**Goal**
Copy all the material below, exactly as it stands.

_ _ _ _ _

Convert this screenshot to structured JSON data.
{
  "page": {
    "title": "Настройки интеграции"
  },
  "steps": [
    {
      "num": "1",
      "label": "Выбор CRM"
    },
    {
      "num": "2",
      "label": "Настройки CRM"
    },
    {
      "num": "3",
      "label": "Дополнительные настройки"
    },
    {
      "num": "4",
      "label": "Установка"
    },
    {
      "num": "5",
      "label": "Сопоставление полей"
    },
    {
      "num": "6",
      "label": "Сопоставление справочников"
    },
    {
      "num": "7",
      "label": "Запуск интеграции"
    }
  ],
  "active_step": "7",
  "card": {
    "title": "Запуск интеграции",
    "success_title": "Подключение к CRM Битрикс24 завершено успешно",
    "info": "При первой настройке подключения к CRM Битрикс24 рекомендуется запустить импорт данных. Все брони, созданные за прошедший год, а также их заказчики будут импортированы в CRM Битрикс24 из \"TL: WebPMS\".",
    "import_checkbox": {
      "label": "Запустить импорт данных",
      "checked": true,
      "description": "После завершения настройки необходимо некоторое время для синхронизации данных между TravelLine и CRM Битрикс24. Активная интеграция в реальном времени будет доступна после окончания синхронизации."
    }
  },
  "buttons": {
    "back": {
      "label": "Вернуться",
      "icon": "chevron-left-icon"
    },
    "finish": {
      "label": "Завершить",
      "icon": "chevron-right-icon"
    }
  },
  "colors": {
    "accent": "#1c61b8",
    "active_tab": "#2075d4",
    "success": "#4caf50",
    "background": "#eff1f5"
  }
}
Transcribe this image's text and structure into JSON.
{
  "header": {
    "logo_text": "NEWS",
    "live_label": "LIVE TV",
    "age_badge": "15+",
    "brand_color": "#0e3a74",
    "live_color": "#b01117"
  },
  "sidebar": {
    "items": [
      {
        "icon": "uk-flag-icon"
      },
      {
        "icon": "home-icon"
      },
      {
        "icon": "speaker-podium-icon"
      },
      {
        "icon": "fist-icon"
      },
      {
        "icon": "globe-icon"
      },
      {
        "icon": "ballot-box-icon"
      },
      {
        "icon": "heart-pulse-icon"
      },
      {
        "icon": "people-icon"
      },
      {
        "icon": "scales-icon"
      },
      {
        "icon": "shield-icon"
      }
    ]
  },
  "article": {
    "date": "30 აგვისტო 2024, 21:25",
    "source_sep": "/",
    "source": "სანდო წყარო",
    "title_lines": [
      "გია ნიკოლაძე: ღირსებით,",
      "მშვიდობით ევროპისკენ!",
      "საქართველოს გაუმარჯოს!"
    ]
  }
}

_ _ _ _ _

**Exercise answer**
Convert this screenshot to structured JSON data.
{
  "page": {
    "title": "Настройки интеграции"
  },
  "steps": [
    {
      "num": "1",
      "label": "Выбор CRM"
    },
    {
      "num": "2",
      "label": "Настройки CRM"
    },
    {
      "num": "3",
      "label": "Дополнительные настройки"
    },
    {
      "num": "4",
      "label": "Установка"
    },
    {
      "num": "5",
      "label": "Сопоставление полей"
    },
    {
      "num": "6",
      "label": "Сопоставление справочников"
    },
    {
      "num": "7",
      "label": "Запуск интеграции"
    }
  ],
  "active_step": "7",
  "card": {
    "title": "Запуск интеграции",
    "success_title": "Подключение к CRM Битрикс24 завершено успешно",
    "info": "При первой настройке подключения к CRM Битрикс24 рекомендуется запустить импорт данных. Все брони, созданные за прошедший год, а также их заказчики будут импортированы в CRM Битрикс24 из \"TL: WebPMS\".",
    "import_checkbox": {
      "label": "Запустить импорт данных",
      "checked": true,
      "description": "После завершения настройки необходимо некоторое время для синхронизации данных между TravelLine и CRM Битрикс24. Активная интеграция в реальном времени будет доступна после окончания синхронизации."
    }
  },
  "buttons": {
    "back": {
      "label": "Вернуться",
      "icon": "chevron-left-icon"
    },
    "finish": {
      "label": "Завершить",
      "icon": "chevron-right-icon"
    }
  },
  "colors": {
    "accent": "#1c61b8",
    "active_tab": "#2075d4",
    "success": "#4caf50",
    "background": "#eff1f5"
  }
}
Transcribe this image's text and structure into JSON.
{
  "header": {
    "logo_text": "NEWS",
    "live_label": "LIVE TV",
    "age_badge": "15+",
    "brand_color": "#0e3a74",
    "live_color": "#b01117"
  },
  "sidebar": {
    "items": [
      {
        "icon": "uk-flag-icon"
      },
      {
        "icon": "home-icon"
      },
      {
        "icon": "speaker-podium-icon"
      },
      {
        "icon": "fist-icon"
      },
      {
        "icon": "globe-icon"
      },
      {
        "icon": "ballot-box-icon"
      },
      {
        "icon": "heart-pulse-icon"
      },
      {
        "icon": "people-icon"
      },
      {
        "icon": "scales-icon"
      },
      {
        "icon": "shield-icon"
      }
    ]
  },
  "article": {
    "date": "30 აგვისტო 2024, 21:25",
    "source_sep": "/",
    "source": "სანდო წყარო",
    "title_lines": [
      "გია ნიკოლაძე: ღირსებით,",
      "მშვიდობით ევროპისკენ!",
      "საქართველოს გაუმარჯოს!"
    ]
  }
}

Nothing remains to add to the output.